▶ **Source document**
Start

My 2 cents on Monitoring… I’m a huge advocate of Monitoring properly… And what I mean by that is monitoring every aspect of your Production environment that means anything to your environment.
Now to break it down even further…. Besides monitoring the basics like DiskIO, Memory, CPU, Dropped Packets, Error in the interfaces.. Monitoring of all the services you are running, either through snmp, scripts, api’s, etc.. Also which to me is very important is the monitoring of the log files ( This has saved us a tremendous amount of time ). I’ve been using Zenoss for the past 2 years and I can not say how much that product has help the companies I worked for and not to mention the time it has saved.
I had Zenoss as the central syslog server, snmpd trap server, monitoring, and trending . You can raise email alerts based on the logs that come in and correlate those events with other alerts from the system.If you prefer not to use a system like zenoss for your central logging then use a system like splunk which to me is the best central syslogging system hands down. then create custom alerting rules based on the criteria you passed and then have it email out or send the alert to a monitoring system like zenoss.
Also, I have met quite a few admins who feel that monitoring is something you can setup once in about a weeks time and let it do its job. I on the other hand feel the complete opposite. I feel that monitoring is a ongoing process and takes a minimum of 3 months to setup properly. This is the time it takes to research every part of the environment and to properly adjust the values of what you are monitoring, so you do not get email/page bombed..
I know quite a few of you have received those email bombs before.

End

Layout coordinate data
Start

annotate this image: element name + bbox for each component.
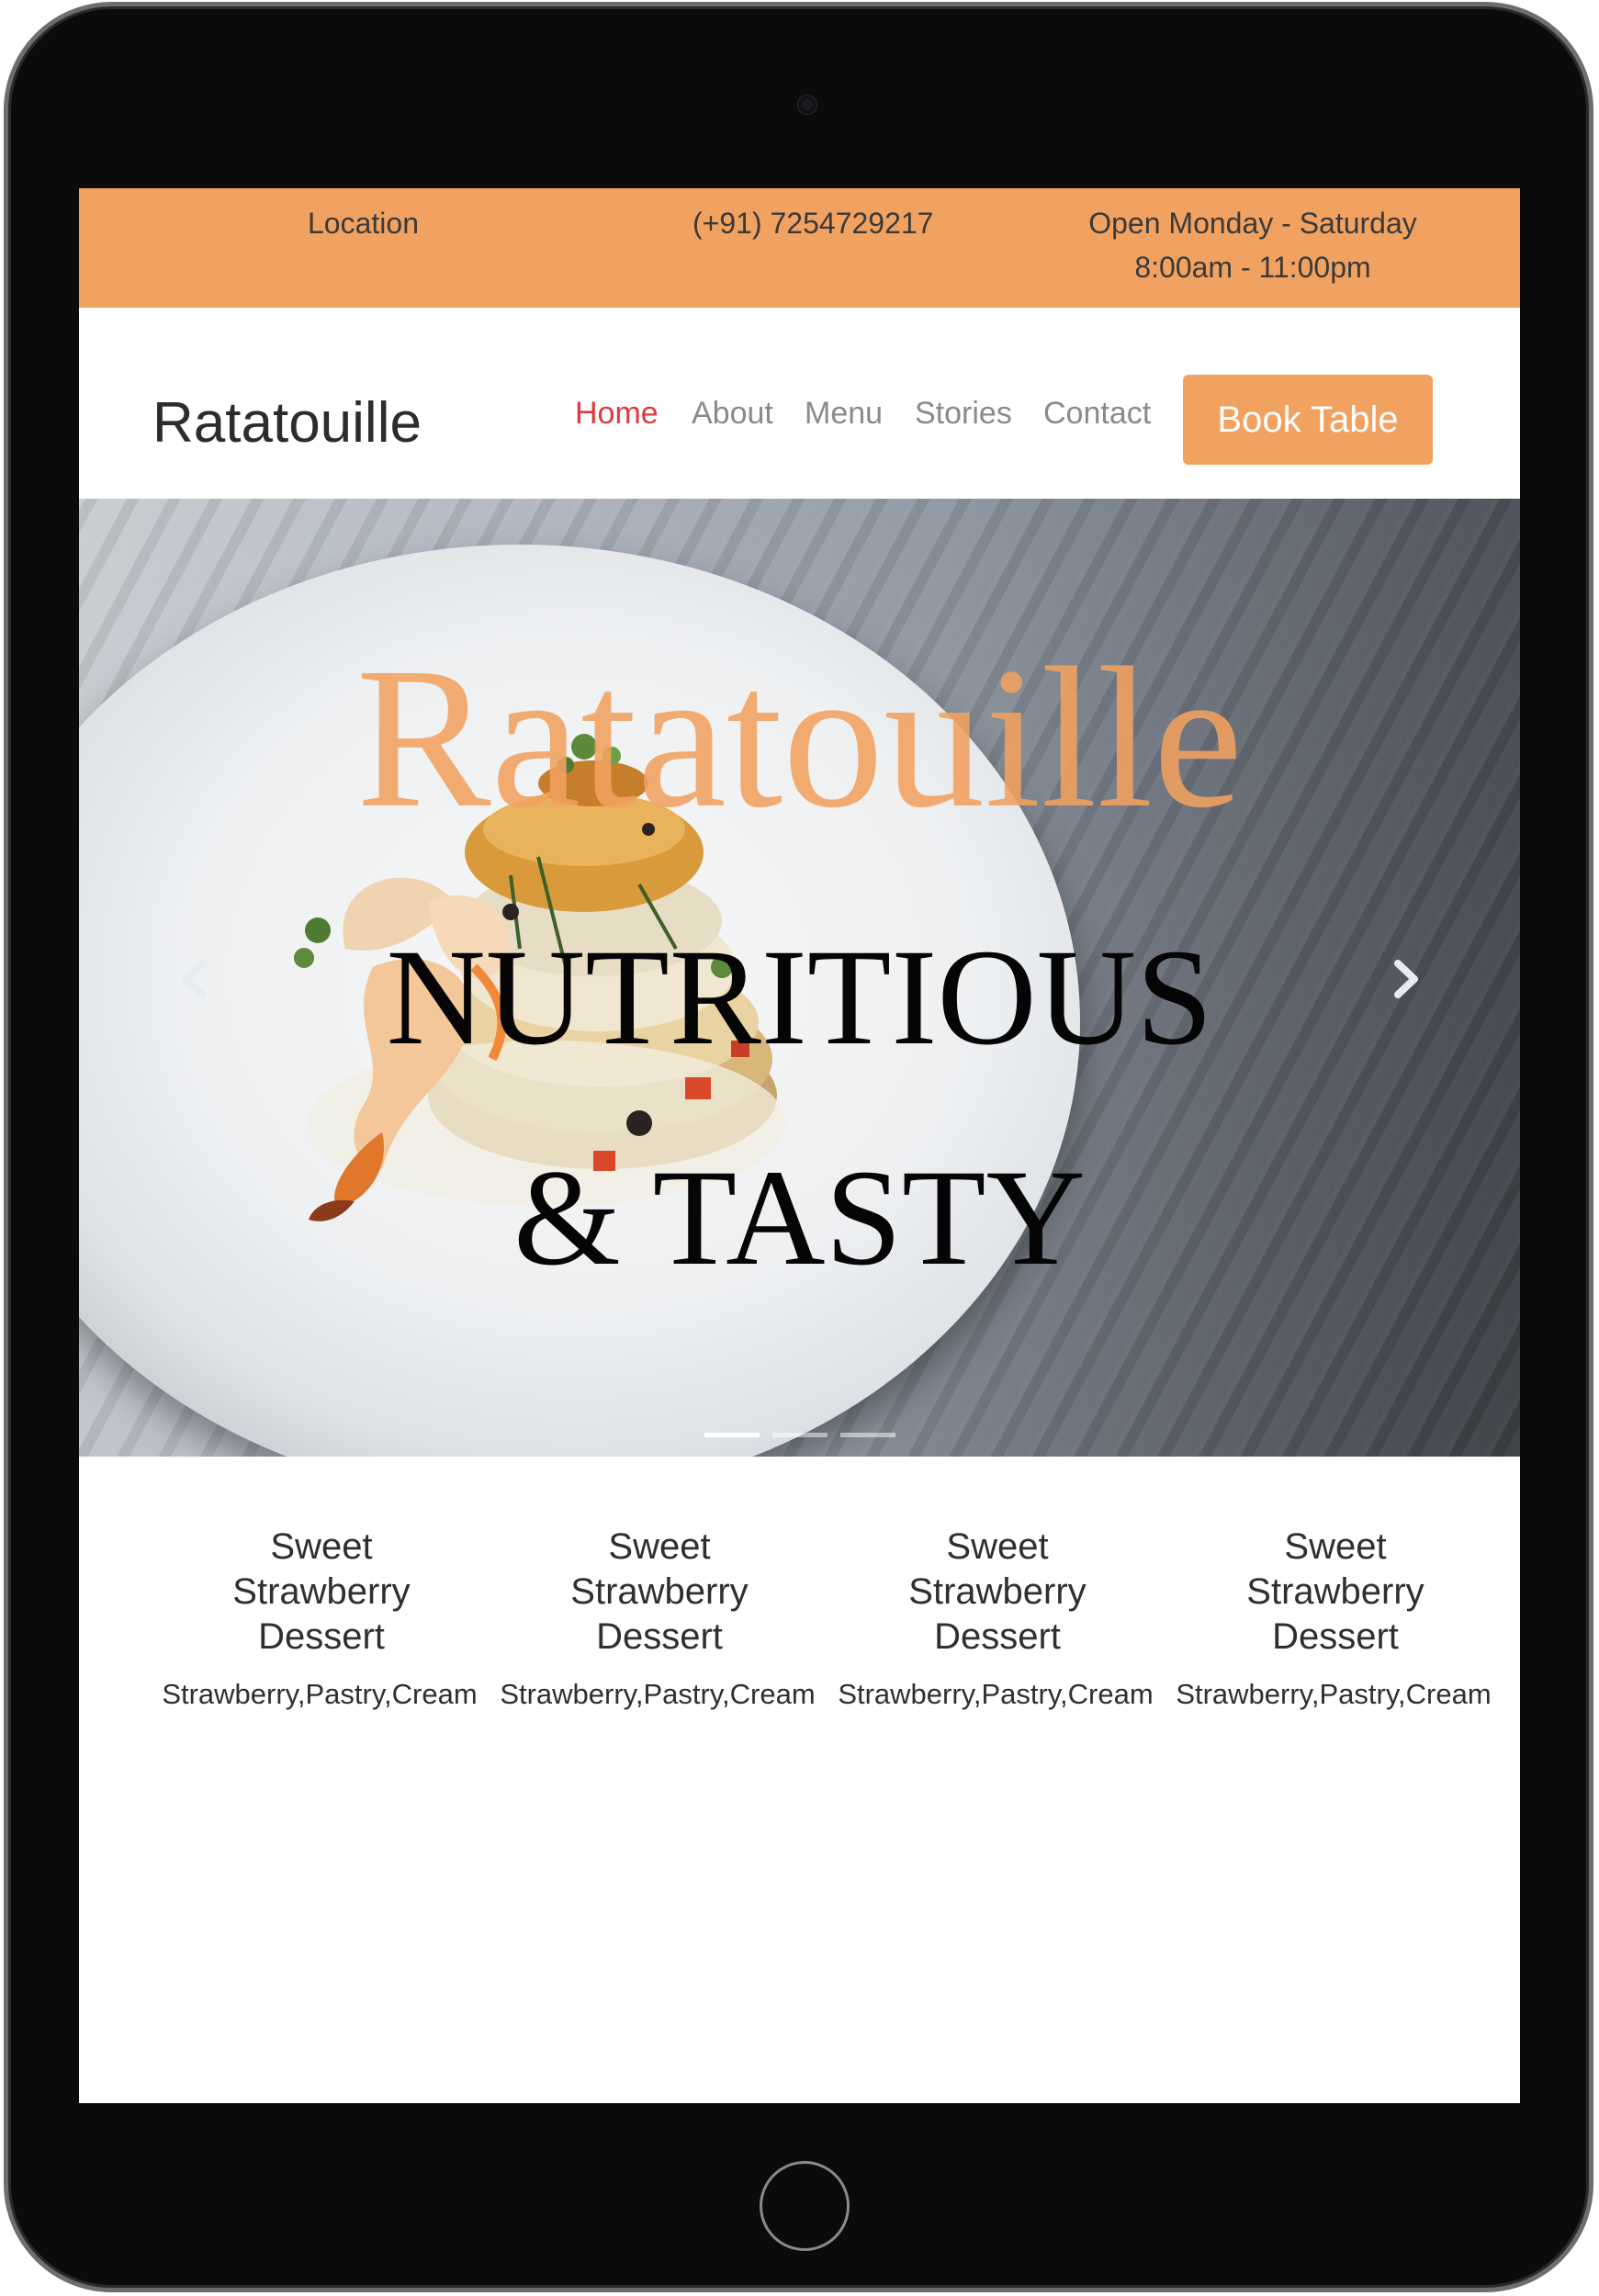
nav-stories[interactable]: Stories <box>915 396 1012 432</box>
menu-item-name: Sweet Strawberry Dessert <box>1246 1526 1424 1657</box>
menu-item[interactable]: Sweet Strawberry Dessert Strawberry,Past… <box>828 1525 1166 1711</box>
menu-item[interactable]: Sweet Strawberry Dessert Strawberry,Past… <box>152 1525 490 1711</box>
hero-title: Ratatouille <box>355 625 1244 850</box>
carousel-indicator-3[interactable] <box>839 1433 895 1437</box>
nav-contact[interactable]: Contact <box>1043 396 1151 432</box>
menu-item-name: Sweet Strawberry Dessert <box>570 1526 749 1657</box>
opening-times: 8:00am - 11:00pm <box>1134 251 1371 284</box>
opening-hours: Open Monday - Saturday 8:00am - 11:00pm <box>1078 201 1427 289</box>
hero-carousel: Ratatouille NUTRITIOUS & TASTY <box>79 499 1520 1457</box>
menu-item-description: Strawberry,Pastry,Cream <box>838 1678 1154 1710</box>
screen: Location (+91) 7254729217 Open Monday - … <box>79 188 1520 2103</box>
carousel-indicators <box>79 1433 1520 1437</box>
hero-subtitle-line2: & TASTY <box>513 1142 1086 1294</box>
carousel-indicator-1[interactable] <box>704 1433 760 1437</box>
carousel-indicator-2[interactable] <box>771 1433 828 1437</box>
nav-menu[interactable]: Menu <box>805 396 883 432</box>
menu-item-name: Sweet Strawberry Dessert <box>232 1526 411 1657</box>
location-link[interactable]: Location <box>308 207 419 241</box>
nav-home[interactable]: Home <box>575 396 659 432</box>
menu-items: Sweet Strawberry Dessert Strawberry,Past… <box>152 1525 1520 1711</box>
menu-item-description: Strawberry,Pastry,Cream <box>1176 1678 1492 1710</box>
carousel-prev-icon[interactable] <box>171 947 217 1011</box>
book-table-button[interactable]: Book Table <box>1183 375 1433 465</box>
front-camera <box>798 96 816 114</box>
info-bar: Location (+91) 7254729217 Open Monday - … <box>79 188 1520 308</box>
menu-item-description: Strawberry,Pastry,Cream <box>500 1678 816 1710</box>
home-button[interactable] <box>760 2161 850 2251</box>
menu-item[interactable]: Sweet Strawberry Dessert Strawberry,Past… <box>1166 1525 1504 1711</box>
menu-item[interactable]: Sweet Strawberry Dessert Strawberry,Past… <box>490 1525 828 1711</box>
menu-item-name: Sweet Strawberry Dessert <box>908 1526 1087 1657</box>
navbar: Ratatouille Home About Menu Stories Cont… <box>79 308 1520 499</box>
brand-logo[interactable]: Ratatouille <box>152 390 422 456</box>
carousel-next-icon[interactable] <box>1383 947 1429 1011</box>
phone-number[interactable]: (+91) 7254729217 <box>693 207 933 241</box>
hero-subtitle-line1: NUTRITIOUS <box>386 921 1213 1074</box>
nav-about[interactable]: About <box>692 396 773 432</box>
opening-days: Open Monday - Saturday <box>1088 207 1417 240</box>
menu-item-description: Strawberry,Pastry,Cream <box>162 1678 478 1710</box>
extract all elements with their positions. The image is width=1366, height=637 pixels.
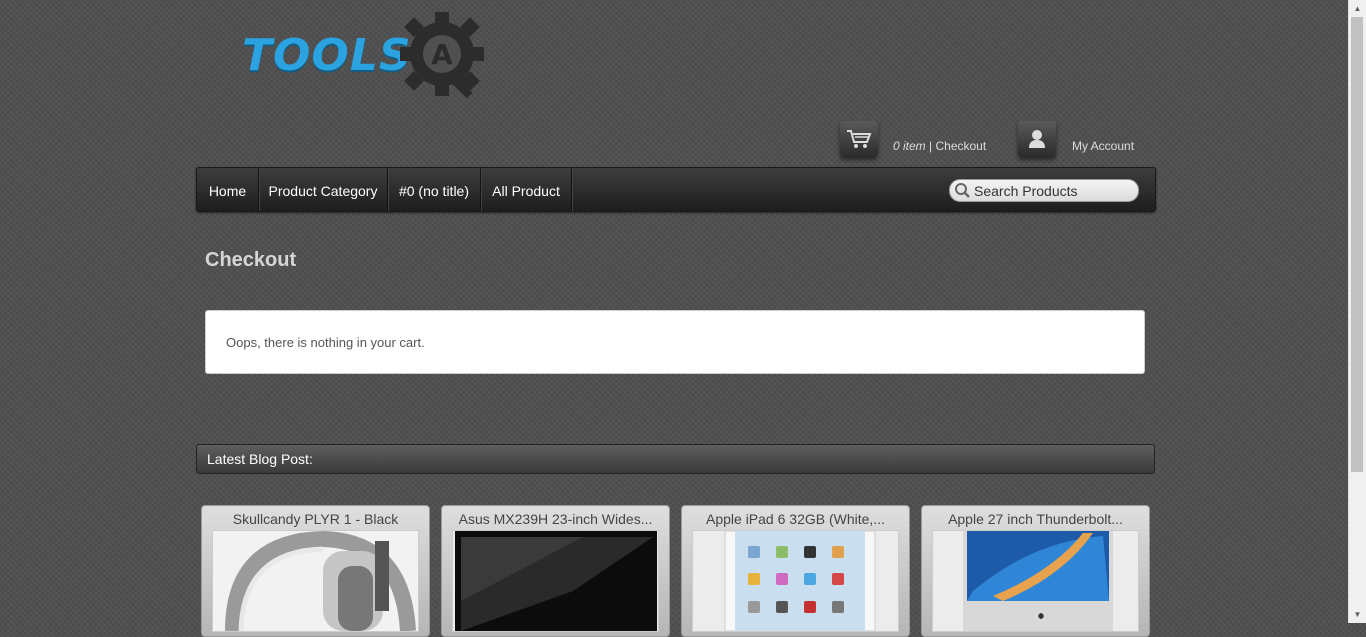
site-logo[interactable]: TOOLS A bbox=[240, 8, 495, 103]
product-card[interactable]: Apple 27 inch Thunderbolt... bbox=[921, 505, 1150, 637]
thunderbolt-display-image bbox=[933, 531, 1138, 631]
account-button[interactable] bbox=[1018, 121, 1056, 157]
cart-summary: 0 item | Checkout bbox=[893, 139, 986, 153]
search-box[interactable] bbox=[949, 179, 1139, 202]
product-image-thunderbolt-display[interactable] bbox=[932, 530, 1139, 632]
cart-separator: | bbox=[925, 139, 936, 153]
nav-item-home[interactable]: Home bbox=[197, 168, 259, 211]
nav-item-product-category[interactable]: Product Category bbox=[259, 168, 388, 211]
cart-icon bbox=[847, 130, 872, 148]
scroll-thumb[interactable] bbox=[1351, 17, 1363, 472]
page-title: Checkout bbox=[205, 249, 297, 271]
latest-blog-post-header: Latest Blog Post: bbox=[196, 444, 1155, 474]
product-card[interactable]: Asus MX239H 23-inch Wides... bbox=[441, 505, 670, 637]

End

▶ **Task objective**
Answer these about the monitoring post:
(a) For how many years has the writer been using Zenoss?
(b) Which system does the writer call the best central syslogging system?
(c) What minimum length of time does the writer say monitoring takes to set up properly?

▶ **Task response**
(a) 2 years
(b) Splunk
(c) 3 months